YOUR INSTRUCTIONS: Take every line where the string "lollipop" appears and copy it.

STORED ROWS:
= = = = = = =

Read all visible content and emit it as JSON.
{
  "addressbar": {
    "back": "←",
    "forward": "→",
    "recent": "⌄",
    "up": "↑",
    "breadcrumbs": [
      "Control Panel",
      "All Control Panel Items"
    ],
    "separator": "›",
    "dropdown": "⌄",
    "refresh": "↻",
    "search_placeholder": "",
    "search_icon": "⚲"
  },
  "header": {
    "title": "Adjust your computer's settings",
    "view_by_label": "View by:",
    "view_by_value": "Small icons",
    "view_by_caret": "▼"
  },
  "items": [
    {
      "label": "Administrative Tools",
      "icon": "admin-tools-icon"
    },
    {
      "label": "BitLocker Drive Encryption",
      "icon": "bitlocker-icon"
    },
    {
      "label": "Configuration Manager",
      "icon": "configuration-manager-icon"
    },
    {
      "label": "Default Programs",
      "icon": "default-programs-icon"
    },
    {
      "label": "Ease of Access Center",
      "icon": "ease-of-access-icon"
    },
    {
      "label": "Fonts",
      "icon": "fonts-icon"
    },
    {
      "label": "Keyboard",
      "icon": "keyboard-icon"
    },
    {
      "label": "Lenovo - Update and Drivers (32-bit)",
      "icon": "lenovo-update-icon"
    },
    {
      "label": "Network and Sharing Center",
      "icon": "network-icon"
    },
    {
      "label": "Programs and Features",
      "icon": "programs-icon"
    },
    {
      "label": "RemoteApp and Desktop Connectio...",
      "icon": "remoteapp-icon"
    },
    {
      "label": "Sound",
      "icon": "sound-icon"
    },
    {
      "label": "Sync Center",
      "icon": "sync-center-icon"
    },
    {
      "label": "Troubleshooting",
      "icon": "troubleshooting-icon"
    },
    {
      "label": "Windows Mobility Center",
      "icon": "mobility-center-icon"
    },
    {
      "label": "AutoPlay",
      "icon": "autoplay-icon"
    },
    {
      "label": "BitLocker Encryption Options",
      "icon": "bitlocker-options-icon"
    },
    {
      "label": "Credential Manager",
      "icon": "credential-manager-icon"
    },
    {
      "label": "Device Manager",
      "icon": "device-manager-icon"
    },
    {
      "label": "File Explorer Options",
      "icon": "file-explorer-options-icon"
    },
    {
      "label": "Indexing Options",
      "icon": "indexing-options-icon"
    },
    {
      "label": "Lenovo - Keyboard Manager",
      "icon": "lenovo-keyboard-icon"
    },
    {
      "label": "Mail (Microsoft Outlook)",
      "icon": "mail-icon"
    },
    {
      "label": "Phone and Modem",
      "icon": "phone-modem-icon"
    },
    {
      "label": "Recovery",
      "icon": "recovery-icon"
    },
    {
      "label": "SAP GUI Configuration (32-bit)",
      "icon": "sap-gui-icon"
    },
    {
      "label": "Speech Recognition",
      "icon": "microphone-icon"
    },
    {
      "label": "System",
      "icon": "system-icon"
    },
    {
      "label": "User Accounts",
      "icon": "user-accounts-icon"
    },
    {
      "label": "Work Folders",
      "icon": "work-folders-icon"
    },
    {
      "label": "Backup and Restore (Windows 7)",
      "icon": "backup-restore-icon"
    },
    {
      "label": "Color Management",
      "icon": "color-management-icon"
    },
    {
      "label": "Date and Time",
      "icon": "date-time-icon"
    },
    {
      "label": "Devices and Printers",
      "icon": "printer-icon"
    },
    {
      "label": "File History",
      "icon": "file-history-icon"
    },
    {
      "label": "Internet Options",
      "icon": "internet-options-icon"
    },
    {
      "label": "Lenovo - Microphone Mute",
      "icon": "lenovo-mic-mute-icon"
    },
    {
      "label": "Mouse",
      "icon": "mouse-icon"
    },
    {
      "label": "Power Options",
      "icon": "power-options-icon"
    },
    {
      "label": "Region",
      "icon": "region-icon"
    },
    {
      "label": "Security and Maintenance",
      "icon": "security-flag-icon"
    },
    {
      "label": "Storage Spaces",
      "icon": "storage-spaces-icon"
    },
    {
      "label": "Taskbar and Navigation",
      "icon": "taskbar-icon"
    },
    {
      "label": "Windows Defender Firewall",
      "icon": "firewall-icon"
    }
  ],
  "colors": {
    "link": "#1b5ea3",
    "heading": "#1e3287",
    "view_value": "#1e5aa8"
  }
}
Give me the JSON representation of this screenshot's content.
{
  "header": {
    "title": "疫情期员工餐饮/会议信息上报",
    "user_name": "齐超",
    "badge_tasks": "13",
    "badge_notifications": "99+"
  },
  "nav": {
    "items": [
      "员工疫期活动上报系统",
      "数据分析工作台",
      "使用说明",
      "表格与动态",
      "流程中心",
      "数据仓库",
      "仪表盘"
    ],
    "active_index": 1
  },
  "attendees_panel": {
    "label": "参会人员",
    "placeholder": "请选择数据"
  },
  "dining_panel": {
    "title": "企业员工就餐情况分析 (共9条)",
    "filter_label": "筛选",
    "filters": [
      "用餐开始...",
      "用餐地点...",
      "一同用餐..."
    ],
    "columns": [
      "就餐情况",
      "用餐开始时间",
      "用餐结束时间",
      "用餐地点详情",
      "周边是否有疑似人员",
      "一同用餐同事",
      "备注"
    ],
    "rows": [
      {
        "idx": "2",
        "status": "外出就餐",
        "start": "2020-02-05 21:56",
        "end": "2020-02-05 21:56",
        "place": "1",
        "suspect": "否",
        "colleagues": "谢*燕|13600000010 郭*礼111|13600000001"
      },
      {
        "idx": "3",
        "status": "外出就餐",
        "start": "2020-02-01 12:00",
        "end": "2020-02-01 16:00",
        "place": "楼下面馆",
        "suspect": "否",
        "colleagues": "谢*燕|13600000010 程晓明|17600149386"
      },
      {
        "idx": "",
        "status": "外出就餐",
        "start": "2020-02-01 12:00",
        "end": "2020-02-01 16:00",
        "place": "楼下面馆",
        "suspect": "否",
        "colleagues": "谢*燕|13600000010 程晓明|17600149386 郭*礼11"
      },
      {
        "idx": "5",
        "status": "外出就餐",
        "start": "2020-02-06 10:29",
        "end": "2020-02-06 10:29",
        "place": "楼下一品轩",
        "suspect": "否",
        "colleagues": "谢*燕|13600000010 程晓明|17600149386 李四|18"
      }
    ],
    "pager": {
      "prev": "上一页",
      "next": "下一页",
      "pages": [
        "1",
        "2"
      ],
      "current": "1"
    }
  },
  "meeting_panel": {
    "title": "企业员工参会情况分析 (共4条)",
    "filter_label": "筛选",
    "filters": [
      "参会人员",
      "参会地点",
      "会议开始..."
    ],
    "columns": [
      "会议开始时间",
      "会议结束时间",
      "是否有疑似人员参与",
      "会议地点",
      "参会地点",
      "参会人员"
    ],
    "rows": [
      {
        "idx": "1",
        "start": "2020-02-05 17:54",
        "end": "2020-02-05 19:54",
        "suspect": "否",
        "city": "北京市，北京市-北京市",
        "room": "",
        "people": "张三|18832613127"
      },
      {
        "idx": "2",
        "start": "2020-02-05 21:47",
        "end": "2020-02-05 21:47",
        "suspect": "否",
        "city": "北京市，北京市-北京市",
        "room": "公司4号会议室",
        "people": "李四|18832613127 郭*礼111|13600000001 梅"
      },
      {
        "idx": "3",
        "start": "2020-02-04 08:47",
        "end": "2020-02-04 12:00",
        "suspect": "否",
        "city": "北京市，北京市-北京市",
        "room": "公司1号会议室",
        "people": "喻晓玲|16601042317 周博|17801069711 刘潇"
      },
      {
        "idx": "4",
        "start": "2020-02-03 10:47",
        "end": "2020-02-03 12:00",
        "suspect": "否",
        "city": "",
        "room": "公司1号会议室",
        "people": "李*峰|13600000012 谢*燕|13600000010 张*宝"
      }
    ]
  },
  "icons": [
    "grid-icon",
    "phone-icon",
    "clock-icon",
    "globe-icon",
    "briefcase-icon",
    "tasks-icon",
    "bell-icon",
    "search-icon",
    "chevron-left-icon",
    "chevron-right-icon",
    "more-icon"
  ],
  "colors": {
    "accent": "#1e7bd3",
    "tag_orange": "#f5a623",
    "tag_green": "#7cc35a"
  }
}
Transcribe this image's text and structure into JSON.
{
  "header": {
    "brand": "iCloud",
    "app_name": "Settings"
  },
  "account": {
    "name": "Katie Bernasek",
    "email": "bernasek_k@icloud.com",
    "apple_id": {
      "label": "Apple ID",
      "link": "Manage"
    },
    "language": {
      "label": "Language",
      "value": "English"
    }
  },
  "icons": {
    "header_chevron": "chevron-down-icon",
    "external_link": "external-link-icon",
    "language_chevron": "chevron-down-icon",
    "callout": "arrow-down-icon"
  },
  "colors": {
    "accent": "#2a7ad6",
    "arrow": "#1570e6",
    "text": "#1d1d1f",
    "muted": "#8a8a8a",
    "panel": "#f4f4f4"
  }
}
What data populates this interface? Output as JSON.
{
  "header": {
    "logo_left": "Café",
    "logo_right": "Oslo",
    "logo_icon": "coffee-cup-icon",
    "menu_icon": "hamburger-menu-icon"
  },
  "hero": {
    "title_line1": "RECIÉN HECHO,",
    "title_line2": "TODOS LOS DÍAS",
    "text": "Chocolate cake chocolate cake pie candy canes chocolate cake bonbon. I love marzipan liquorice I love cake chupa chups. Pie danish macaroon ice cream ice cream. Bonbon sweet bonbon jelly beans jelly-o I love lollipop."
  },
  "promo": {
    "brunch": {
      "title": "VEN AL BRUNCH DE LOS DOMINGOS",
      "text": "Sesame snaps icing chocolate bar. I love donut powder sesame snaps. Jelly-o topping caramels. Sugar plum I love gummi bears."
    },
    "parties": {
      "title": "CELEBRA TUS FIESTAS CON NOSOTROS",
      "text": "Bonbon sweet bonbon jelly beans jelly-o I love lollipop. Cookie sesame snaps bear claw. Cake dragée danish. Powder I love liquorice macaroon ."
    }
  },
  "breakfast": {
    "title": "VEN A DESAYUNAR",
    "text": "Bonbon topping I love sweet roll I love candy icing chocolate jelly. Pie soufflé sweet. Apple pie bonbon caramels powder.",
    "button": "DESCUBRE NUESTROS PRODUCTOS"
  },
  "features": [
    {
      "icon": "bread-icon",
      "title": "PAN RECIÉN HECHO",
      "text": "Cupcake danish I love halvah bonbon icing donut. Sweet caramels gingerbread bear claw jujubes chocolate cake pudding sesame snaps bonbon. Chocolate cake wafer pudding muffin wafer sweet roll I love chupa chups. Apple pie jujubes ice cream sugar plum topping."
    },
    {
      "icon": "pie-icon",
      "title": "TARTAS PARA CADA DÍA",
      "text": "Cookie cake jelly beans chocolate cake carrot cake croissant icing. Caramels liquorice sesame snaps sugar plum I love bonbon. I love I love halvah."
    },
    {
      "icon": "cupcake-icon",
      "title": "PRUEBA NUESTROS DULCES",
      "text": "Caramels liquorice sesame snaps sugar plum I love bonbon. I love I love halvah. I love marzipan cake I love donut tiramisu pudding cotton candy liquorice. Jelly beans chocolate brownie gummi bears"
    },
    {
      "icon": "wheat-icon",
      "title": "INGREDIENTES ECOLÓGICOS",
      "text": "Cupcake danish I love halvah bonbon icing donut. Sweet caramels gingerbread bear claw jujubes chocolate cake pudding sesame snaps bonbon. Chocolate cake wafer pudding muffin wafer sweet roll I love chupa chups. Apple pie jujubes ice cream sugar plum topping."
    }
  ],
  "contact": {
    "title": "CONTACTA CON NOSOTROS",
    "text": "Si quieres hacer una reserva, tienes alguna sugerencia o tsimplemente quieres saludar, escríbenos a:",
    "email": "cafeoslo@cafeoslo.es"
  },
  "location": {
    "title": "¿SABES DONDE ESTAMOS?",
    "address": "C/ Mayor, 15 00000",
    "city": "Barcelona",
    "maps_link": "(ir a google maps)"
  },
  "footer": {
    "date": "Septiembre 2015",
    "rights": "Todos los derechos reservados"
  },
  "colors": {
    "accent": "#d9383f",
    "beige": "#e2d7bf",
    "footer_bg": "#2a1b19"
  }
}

= = = = = = =

TASK SOLUTION:
    "text": "Chocolate cake chocolate cake pie candy canes chocolate cake bonbon. I love marzipan liquorice I love cake chupa chups. Pie danish macaroon ice cream ice cream. Bonbon sweet bonbon jelly beans jelly-o I love lollipop."
      "text": "Bonbon sweet bonbon jelly beans jelly-o I love lollipop. Cookie sesame snaps bear claw. Cake dragée danish. Powder I love liquorice macaroon ."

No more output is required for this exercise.